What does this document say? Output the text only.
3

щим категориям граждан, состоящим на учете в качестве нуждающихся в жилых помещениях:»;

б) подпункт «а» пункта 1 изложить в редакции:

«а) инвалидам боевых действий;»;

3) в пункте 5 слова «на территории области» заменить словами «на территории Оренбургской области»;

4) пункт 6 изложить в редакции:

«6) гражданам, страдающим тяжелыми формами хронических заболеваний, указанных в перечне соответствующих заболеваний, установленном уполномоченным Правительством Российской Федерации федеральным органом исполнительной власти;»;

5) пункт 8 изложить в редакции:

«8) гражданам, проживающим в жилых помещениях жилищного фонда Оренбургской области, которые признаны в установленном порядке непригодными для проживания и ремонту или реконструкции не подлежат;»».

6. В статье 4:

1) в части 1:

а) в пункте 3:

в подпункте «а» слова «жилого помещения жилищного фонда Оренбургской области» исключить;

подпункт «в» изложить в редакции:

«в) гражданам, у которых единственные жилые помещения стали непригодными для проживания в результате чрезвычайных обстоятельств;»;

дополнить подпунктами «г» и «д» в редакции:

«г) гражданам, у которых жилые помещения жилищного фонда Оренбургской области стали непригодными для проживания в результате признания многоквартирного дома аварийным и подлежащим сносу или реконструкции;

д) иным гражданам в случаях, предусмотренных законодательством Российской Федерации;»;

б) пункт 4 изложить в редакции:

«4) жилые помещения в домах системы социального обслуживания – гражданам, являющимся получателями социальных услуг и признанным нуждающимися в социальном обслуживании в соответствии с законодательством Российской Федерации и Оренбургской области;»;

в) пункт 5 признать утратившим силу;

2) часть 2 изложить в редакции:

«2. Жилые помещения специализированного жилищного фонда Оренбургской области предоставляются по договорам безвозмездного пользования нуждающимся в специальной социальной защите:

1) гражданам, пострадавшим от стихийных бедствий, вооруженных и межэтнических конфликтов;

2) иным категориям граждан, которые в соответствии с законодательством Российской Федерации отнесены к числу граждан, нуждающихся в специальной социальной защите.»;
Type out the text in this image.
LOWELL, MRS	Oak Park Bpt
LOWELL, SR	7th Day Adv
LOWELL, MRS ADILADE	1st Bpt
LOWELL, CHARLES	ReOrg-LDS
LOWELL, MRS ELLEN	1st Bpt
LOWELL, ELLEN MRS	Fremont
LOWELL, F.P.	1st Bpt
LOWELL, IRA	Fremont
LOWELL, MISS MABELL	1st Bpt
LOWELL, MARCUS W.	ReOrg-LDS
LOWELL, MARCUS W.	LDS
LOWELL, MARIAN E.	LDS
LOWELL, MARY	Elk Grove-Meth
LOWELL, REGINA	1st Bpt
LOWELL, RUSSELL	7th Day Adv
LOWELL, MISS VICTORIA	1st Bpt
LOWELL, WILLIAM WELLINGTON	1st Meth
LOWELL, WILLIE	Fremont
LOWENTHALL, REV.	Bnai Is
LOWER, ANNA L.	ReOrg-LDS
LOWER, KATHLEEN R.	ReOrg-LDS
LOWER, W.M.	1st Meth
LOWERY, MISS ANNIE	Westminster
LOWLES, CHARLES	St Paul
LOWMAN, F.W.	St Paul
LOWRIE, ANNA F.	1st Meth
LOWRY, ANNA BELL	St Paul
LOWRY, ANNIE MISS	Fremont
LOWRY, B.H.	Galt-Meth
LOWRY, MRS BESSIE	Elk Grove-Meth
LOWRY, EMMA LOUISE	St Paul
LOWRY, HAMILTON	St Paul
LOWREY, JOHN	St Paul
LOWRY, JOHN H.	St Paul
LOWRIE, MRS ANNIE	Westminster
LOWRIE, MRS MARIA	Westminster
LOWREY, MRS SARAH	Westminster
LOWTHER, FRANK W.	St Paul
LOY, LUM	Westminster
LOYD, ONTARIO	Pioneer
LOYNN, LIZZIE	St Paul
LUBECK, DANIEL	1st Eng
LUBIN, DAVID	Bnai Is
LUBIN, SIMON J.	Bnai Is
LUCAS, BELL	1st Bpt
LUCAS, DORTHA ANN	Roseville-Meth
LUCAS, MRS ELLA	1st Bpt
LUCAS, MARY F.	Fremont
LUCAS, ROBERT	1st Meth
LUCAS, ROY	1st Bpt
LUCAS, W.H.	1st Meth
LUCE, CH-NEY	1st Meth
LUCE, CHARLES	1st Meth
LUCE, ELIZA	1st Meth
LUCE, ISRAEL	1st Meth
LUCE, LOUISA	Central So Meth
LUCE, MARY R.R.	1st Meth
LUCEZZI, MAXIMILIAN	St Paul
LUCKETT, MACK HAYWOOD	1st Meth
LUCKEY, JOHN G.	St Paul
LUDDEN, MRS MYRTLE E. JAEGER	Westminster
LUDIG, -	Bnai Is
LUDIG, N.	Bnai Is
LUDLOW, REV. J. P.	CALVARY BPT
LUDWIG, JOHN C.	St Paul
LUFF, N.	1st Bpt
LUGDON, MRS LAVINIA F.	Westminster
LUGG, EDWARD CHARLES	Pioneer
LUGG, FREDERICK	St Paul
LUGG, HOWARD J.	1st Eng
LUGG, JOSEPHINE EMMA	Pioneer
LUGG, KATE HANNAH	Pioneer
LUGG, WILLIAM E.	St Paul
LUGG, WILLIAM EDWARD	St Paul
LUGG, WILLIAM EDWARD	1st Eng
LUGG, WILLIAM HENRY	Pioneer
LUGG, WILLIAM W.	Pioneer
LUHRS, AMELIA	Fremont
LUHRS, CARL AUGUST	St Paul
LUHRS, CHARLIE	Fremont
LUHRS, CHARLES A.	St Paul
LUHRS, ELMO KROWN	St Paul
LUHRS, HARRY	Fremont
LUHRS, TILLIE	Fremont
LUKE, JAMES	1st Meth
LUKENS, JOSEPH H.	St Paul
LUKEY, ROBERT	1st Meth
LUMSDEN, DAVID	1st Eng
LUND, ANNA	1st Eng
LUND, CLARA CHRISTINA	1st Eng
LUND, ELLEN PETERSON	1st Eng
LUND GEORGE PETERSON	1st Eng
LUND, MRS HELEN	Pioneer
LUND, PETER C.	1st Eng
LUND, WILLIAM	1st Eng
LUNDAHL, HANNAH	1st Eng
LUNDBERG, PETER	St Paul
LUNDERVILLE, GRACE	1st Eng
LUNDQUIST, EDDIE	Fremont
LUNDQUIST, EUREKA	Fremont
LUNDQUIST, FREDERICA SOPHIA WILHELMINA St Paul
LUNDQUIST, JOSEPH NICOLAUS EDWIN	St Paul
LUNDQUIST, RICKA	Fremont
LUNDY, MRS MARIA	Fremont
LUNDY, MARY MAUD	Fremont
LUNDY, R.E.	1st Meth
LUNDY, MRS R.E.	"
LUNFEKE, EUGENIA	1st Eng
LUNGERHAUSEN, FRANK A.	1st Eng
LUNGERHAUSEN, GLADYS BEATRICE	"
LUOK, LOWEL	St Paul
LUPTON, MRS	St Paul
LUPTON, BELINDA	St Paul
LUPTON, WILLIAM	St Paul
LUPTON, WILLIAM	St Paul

● Required work:
Only the number is wanted: how many lines of the data contain the word "ANNIE"?

● Output of the exercise:
3